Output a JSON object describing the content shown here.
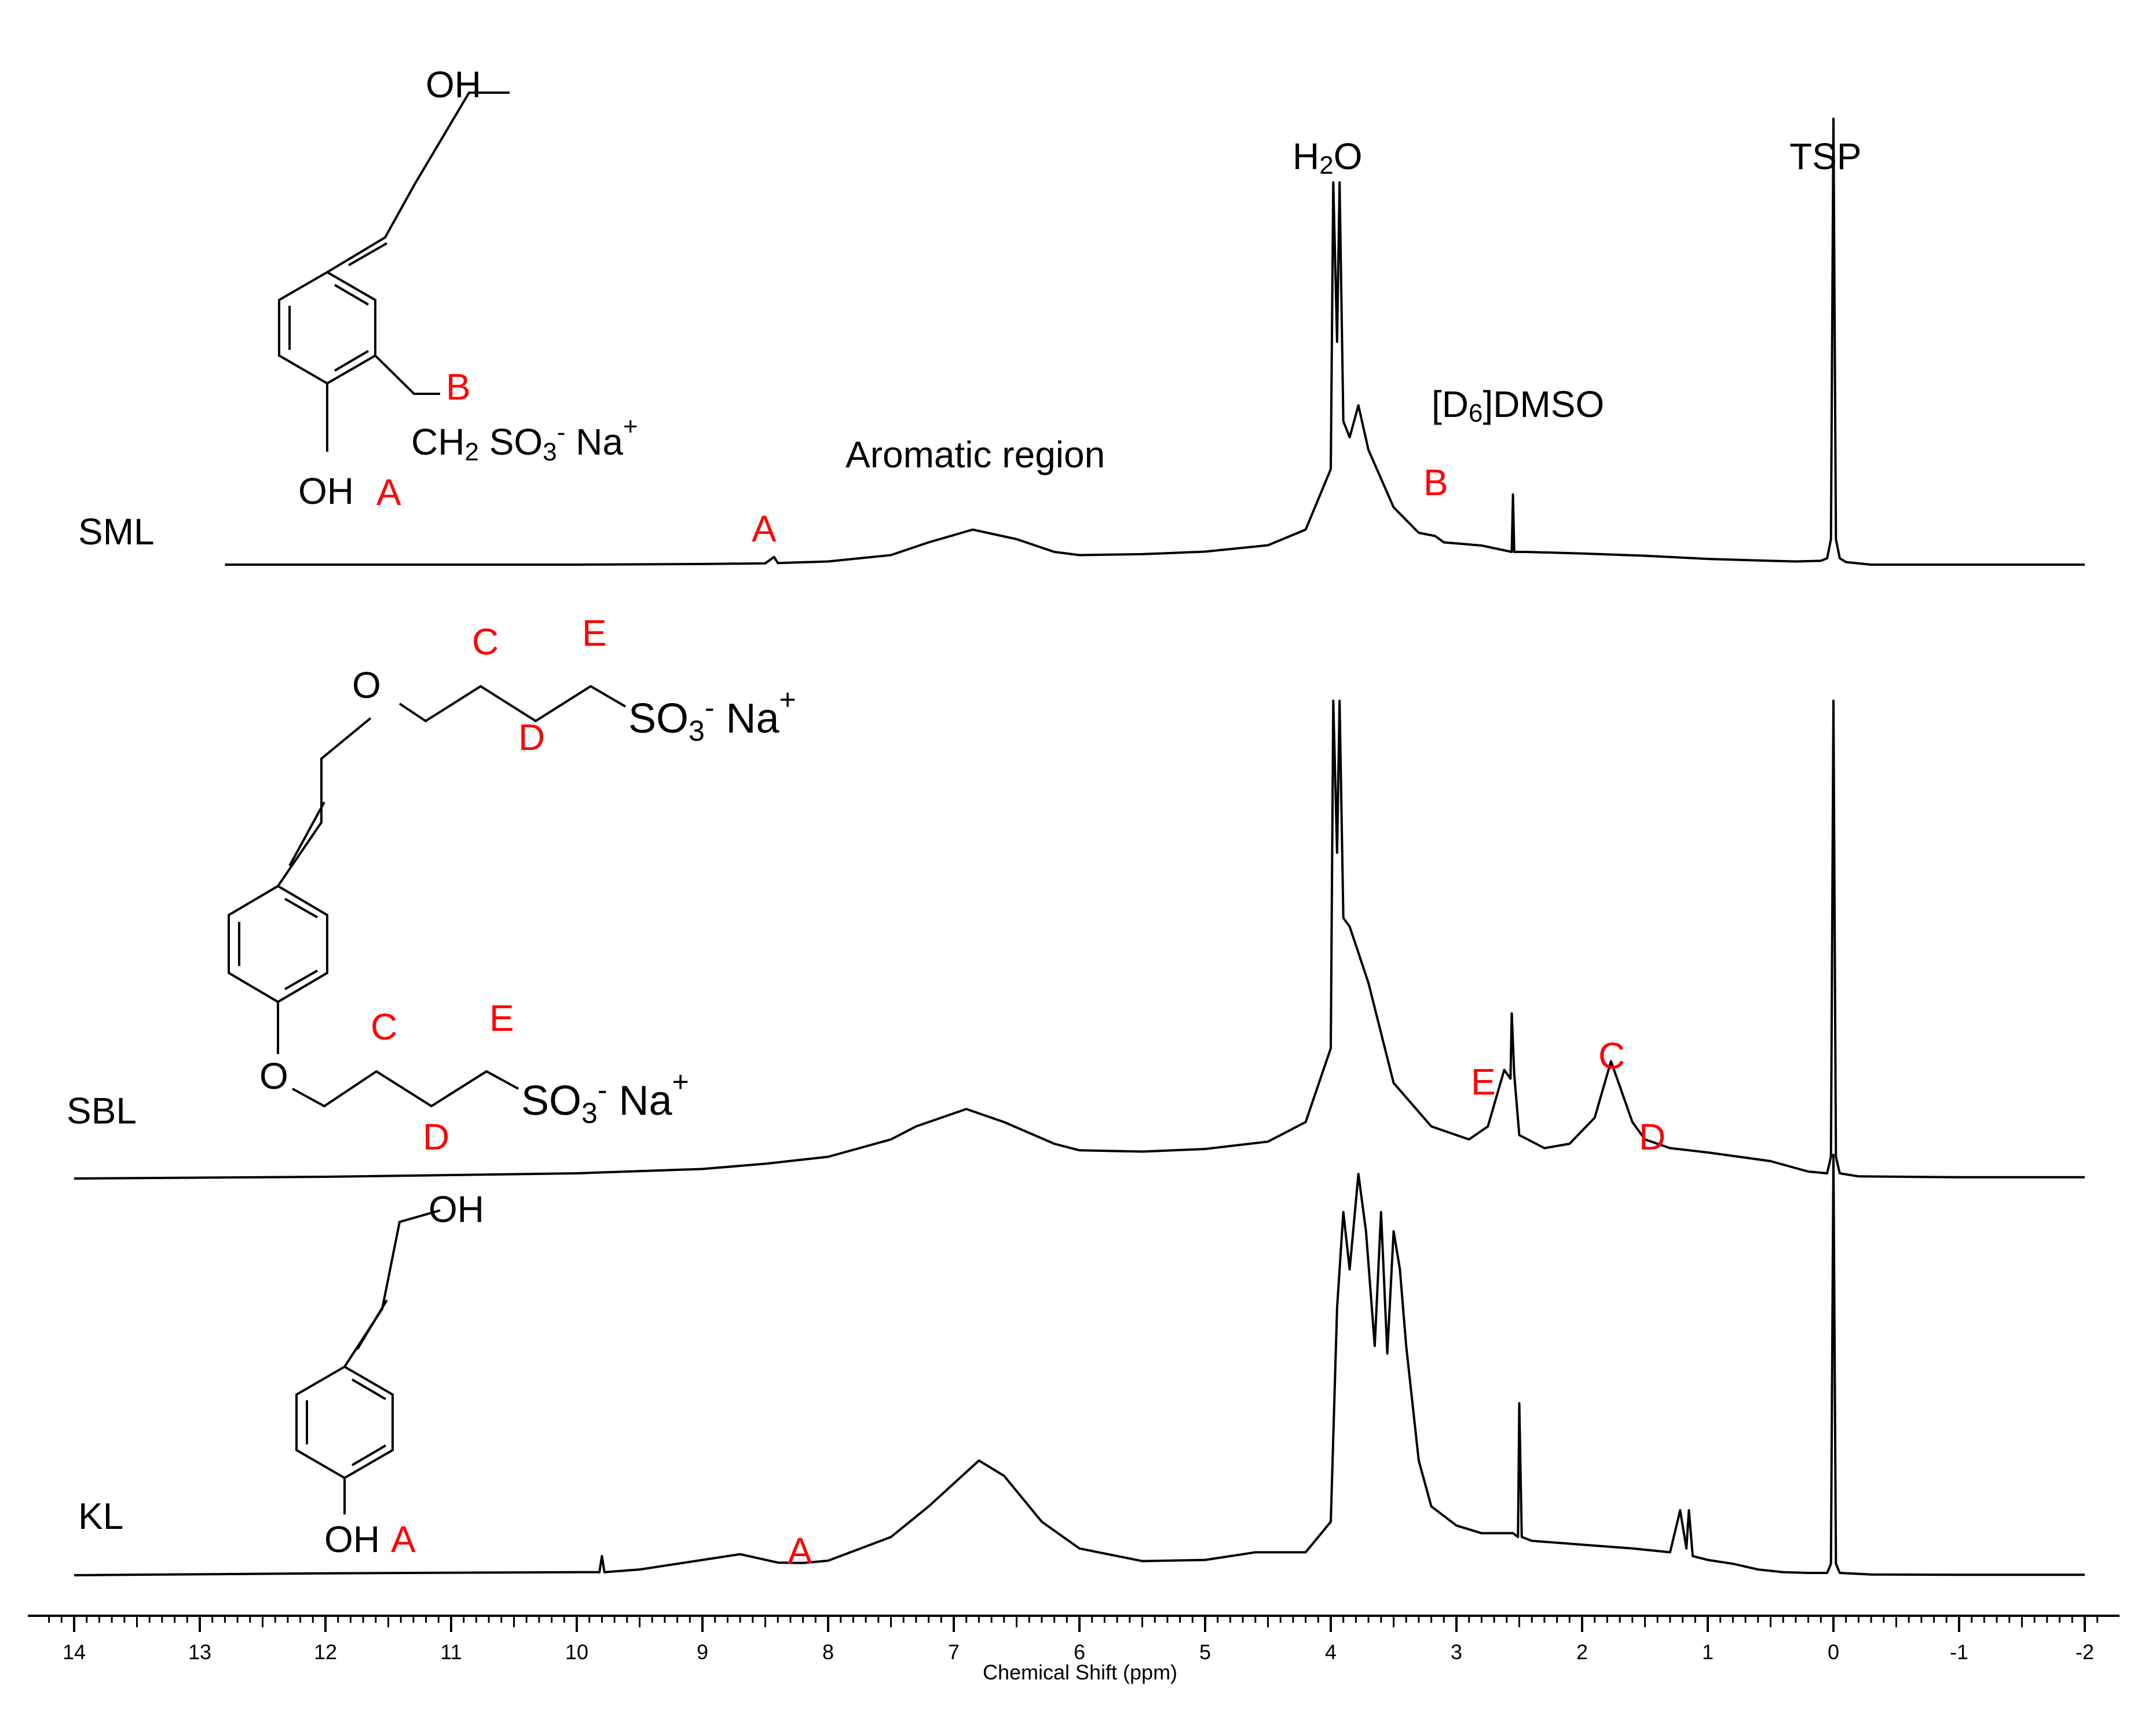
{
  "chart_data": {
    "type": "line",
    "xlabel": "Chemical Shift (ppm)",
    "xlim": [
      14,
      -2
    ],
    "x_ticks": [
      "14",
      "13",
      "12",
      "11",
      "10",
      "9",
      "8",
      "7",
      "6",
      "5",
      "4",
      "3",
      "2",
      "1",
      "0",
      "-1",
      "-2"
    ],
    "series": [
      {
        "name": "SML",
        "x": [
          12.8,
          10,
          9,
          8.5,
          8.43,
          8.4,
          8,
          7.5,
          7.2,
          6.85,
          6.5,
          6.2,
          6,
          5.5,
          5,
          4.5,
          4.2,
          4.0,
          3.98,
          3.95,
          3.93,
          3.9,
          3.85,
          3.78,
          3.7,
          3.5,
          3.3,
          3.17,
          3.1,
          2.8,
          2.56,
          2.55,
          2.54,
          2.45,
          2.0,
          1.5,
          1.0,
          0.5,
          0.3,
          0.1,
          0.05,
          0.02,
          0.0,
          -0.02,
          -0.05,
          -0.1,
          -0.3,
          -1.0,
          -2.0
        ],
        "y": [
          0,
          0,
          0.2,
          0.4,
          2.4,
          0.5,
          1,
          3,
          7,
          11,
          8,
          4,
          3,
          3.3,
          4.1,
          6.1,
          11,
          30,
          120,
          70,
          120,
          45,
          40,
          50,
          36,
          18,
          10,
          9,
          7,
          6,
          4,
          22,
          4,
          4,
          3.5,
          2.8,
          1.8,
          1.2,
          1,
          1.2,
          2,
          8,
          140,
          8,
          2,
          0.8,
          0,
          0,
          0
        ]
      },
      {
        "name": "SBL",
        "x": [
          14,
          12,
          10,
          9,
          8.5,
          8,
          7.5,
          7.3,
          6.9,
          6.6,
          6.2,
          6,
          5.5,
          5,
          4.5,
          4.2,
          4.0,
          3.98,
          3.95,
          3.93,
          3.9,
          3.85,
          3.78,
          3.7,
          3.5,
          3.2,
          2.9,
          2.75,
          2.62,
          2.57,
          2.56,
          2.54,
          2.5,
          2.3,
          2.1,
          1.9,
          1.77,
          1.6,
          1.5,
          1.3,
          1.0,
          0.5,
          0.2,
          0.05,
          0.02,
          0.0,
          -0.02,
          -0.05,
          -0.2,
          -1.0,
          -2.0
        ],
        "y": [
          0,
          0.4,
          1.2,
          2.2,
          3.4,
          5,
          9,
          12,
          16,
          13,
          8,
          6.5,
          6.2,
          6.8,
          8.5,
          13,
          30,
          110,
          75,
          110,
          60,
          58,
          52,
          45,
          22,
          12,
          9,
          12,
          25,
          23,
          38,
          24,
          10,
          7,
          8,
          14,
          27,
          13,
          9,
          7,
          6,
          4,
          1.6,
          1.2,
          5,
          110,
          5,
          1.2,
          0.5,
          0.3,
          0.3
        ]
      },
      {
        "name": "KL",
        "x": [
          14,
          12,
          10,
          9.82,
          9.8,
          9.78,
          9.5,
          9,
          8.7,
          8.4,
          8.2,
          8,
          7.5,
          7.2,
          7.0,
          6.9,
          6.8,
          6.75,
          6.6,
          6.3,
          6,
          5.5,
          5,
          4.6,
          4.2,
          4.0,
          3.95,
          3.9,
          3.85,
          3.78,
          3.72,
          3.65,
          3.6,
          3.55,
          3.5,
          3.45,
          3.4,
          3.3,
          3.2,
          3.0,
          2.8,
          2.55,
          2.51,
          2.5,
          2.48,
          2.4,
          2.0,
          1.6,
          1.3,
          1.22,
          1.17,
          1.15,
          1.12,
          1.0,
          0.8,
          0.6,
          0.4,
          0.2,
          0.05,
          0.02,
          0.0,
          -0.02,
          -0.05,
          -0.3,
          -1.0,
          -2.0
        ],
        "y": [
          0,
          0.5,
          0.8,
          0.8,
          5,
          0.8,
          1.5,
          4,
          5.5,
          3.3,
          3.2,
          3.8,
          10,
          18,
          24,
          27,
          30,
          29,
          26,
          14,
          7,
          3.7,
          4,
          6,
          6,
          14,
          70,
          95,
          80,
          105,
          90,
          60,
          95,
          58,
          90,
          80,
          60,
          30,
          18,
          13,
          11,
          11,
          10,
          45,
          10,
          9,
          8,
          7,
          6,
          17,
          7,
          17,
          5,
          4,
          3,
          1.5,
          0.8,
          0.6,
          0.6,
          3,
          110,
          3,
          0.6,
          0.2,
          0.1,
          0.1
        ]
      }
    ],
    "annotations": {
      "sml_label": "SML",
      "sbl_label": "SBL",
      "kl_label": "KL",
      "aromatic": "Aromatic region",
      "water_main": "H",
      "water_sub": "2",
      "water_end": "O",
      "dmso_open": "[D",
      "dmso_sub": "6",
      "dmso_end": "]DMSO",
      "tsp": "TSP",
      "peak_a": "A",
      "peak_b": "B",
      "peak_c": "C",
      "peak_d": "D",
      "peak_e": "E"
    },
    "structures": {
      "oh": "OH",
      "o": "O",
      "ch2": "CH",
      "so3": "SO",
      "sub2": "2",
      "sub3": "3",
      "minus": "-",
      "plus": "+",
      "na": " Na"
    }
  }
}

==============================

Required work:
Reproduce each entry verbatim, excluding any embedded images.

Answer to this exercise:
Output a JSON object describing the content shown here.
{
  "chart_data": {
    "type": "line",
    "xlabel": "Chemical Shift (ppm)",
    "xlim": [
      14,
      -2
    ],
    "x_ticks": [
      "14",
      "13",
      "12",
      "11",
      "10",
      "9",
      "8",
      "7",
      "6",
      "5",
      "4",
      "3",
      "2",
      "1",
      "0",
      "-1",
      "-2"
    ],
    "series": [
      {
        "name": "SML",
        "x": [
          12.8,
          10,
          9,
          8.5,
          8.43,
          8.4,
          8,
          7.5,
          7.2,
          6.85,
          6.5,
          6.2,
          6,
          5.5,
          5,
          4.5,
          4.2,
          4.0,
          3.98,
          3.95,
          3.93,
          3.9,
          3.85,
          3.78,
          3.7,
          3.5,
          3.3,
          3.17,
          3.1,
          2.8,
          2.56,
          2.55,
          2.54,
          2.45,
          2.0,
          1.5,
          1.0,
          0.5,
          0.3,
          0.1,
          0.05,
          0.02,
          0.0,
          -0.02,
          -0.05,
          -0.1,
          -0.3,
          -1.0,
          -2.0
        ],
        "y": [
          0,
          0,
          0.2,
          0.4,
          2.4,
          0.5,
          1,
          3,
          7,
          11,
          8,
          4,
          3,
          3.3,
          4.1,
          6.1,
          11,
          30,
          120,
          70,
          120,
          45,
          40,
          50,
          36,
          18,
          10,
          9,
          7,
          6,
          4,
          22,
          4,
          4,
          3.5,
          2.8,
          1.8,
          1.2,
          1,
          1.2,
          2,
          8,
          140,
          8,
          2,
          0.8,
          0,
          0,
          0
        ]
      },
      {
        "name": "SBL",
        "x": [
          14,
          12,
          10,
          9,
          8.5,
          8,
          7.5,
          7.3,
          6.9,
          6.6,
          6.2,
          6,
          5.5,
          5,
          4.5,
          4.2,
          4.0,
          3.98,
          3.95,
          3.93,
          3.9,
          3.85,
          3.78,
          3.7,
          3.5,
          3.2,
          2.9,
          2.75,
          2.62,
          2.57,
          2.56,
          2.54,
          2.5,
          2.3,
          2.1,
          1.9,
          1.77,
          1.6,
          1.5,
          1.3,
          1.0,
          0.5,
          0.2,
          0.05,
          0.02,
          0.0,
          -0.02,
          -0.05,
          -0.2,
          -1.0,
          -2.0
        ],
        "y": [
          0,
          0.4,
          1.2,
          2.2,
          3.4,
          5,
          9,
          12,
          16,
          13,
          8,
          6.5,
          6.2,
          6.8,
          8.5,
          13,
          30,
          110,
          75,
          110,
          60,
          58,
          52,
          45,
          22,
          12,
          9,
          12,
          25,
          23,
          38,
          24,
          10,
          7,
          8,
          14,
          27,
          13,
          9,
          7,
          6,
          4,
          1.6,
          1.2,
          5,
          110,
          5,
          1.2,
          0.5,
          0.3,
          0.3
        ]
      },
      {
        "name": "KL",
        "x": [
          14,
          12,
          10,
          9.82,
          9.8,
          9.78,
          9.5,
          9,
          8.7,
          8.4,
          8.2,
          8,
          7.5,
          7.2,
          7.0,
          6.9,
          6.8,
          6.75,
          6.6,
          6.3,
          6,
          5.5,
          5,
          4.6,
          4.2,
          4.0,
          3.95,
          3.9,
          3.85,
          3.78,
          3.72,
          3.65,
          3.6,
          3.55,
          3.5,
          3.45,
          3.4,
          3.3,
          3.2,
          3.0,
          2.8,
          2.55,
          2.51,
          2.5,
          2.48,
          2.4,
          2.0,
          1.6,
          1.3,
          1.22,
          1.17,
          1.15,
          1.12,
          1.0,
          0.8,
          0.6,
          0.4,
          0.2,
          0.05,
          0.02,
          0.0,
          -0.02,
          -0.05,
          -0.3,
          -1.0,
          -2.0
        ],
        "y": [
          0,
          0.5,
          0.8,
          0.8,
          5,
          0.8,
          1.5,
          4,
          5.5,
          3.3,
          3.2,
          3.8,
          10,
          18,
          24,
          27,
          30,
          29,
          26,
          14,
          7,
          3.7,
          4,
          6,
          6,
          14,
          70,
          95,
          80,
          105,
          90,
          60,
          95,
          58,
          90,
          80,
          60,
          30,
          18,
          13,
          11,
          11,
          10,
          45,
          10,
          9,
          8,
          7,
          6,
          17,
          7,
          17,
          5,
          4,
          3,
          1.5,
          0.8,
          0.6,
          0.6,
          3,
          110,
          3,
          0.6,
          0.2,
          0.1,
          0.1
        ]
      }
    ],
    "annotations": {
      "sml_label": "SML",
      "sbl_label": "SBL",
      "kl_label": "KL",
      "aromatic": "Aromatic region",
      "water_main": "H",
      "water_sub": "2",
      "water_end": "O",
      "dmso_open": "[D",
      "dmso_sub": "6",
      "dmso_end": "]DMSO",
      "tsp": "TSP",
      "peak_a": "A",
      "peak_b": "B",
      "peak_c": "C",
      "peak_d": "D",
      "peak_e": "E"
    },
    "structures": {
      "oh": "OH",
      "o": "O",
      "ch2": "CH",
      "so3": "SO",
      "sub2": "2",
      "sub3": "3",
      "minus": "-",
      "plus": "+",
      "na": " Na"
    }
  }
}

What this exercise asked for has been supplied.